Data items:
-- START --

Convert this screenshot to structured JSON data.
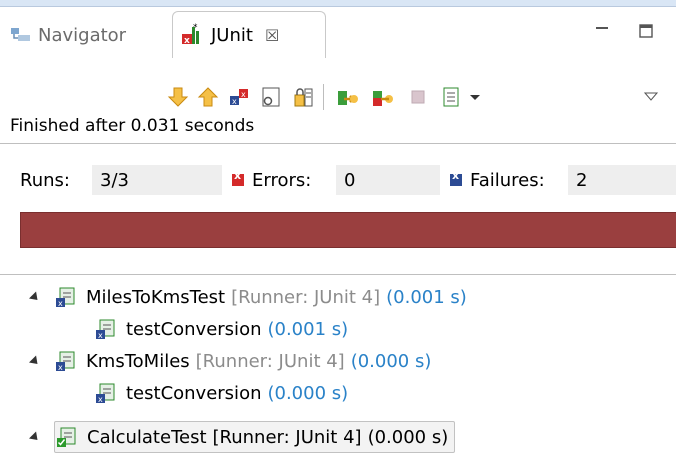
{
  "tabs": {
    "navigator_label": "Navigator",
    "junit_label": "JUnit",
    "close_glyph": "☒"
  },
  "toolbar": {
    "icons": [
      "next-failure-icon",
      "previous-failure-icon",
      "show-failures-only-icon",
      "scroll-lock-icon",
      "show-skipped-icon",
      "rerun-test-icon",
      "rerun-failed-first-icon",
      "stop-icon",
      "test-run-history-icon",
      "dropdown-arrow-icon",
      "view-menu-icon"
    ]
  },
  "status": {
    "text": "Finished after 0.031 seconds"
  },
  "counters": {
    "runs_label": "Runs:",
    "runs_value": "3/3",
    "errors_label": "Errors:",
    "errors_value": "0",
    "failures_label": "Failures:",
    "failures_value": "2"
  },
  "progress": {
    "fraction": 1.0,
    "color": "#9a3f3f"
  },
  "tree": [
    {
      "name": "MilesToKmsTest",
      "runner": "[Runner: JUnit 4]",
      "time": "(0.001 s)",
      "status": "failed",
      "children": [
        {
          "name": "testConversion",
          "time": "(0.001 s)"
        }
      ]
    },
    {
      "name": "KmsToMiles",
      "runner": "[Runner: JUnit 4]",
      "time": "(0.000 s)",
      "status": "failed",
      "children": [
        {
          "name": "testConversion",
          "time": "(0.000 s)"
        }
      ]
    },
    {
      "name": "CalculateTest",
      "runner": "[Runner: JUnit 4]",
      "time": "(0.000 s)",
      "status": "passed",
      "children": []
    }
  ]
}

-- END --
-- START --

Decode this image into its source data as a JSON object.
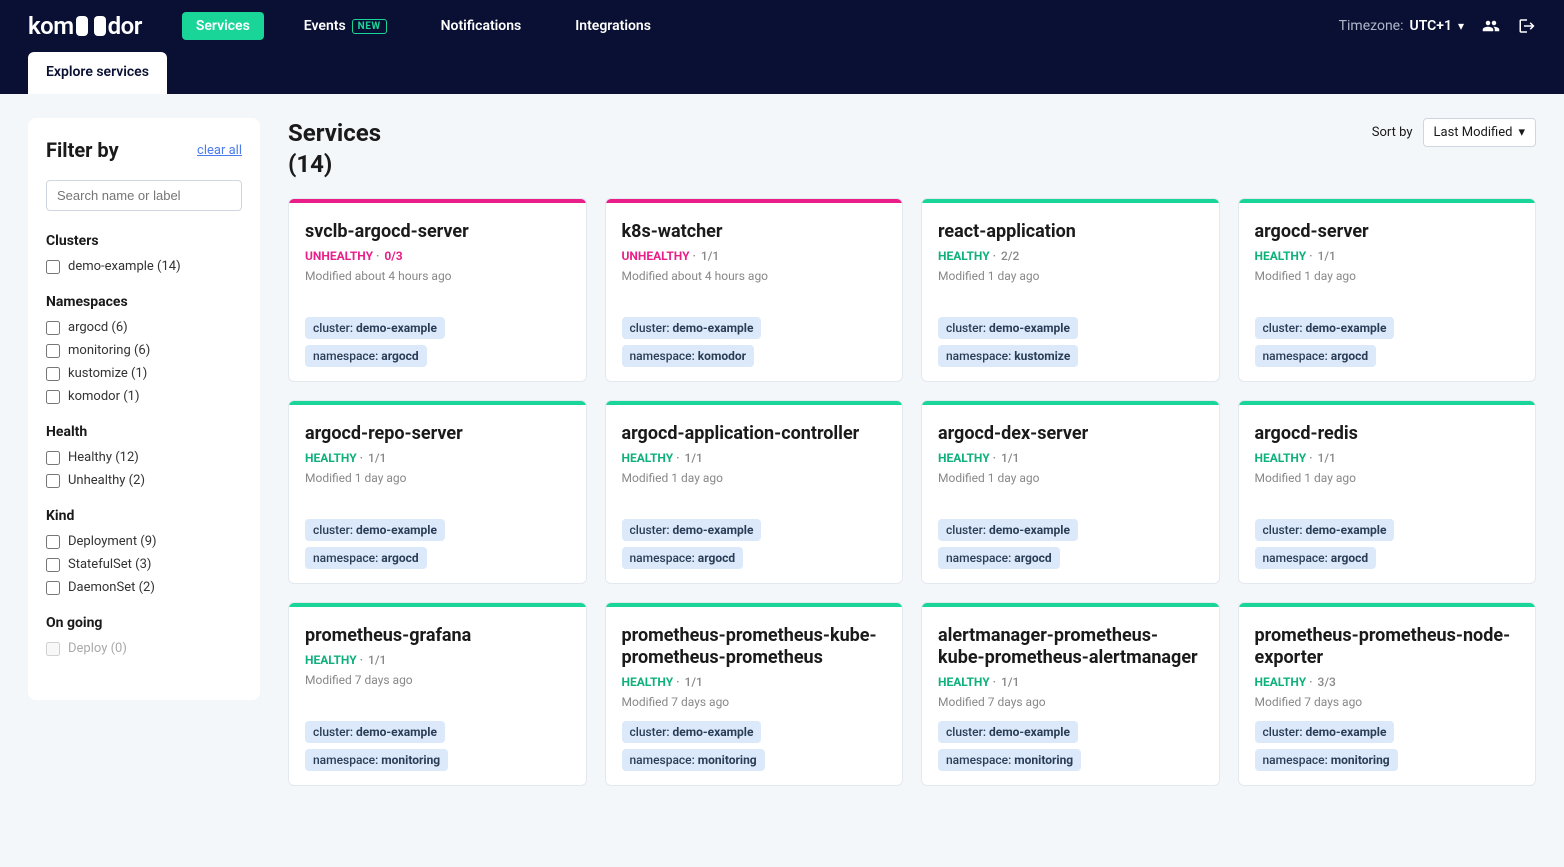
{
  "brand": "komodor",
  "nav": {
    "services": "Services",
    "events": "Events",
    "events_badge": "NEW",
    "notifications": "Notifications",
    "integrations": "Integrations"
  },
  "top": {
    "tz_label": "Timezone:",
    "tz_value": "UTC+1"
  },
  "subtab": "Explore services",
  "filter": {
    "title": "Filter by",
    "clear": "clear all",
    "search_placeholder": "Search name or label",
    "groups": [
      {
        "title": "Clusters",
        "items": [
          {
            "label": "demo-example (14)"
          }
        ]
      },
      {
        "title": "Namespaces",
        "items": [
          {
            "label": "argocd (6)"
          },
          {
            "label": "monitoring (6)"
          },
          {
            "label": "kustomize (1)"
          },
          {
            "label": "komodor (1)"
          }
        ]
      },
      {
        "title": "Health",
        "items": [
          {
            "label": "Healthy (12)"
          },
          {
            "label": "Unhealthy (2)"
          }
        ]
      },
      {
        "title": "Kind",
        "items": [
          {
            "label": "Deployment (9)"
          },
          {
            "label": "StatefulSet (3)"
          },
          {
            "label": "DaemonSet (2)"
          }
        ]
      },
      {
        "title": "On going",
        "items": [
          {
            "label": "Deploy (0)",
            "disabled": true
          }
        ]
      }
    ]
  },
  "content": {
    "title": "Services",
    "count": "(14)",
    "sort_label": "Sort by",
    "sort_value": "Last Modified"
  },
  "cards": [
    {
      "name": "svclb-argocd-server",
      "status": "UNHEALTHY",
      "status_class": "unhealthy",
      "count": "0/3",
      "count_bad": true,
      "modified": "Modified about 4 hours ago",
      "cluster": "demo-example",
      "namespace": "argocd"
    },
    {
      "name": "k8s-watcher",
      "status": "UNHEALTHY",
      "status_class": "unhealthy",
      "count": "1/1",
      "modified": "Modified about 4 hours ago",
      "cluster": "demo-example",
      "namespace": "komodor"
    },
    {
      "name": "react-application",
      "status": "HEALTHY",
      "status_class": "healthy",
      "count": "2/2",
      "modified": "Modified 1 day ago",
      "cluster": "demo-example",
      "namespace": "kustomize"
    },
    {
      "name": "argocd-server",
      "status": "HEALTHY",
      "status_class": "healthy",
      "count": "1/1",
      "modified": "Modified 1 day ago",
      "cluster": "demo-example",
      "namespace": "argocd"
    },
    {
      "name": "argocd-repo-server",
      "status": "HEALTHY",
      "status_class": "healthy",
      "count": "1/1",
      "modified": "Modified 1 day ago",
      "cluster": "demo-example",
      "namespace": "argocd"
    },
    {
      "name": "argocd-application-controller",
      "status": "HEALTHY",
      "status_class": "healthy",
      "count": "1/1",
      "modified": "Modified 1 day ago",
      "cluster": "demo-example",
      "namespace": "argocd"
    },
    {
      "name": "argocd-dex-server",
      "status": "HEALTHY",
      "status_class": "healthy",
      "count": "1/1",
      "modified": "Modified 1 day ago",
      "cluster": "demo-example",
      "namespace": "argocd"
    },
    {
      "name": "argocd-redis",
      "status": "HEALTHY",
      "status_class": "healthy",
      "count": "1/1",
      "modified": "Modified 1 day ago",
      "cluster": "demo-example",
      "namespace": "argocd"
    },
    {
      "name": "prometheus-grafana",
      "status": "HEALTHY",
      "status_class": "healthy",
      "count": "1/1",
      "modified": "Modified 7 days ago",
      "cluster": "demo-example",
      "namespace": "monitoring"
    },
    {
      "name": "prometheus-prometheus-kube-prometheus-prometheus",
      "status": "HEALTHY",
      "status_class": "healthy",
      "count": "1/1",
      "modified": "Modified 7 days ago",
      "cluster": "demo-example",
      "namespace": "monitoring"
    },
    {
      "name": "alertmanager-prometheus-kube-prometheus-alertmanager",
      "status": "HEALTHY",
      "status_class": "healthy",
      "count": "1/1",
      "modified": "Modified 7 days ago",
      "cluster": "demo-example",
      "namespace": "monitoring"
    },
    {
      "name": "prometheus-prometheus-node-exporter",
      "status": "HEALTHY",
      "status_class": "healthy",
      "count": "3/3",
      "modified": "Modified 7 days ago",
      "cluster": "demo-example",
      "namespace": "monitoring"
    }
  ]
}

-- END --

PROBLEM DETAILS:
Filter the records down to the lines that contain the string "komodor", and copy those lines.

SOLUTION TO THIS EXERCISE:
  "brand": "komodor",
            "label": "komodor (1)"
      "namespace": "komodor"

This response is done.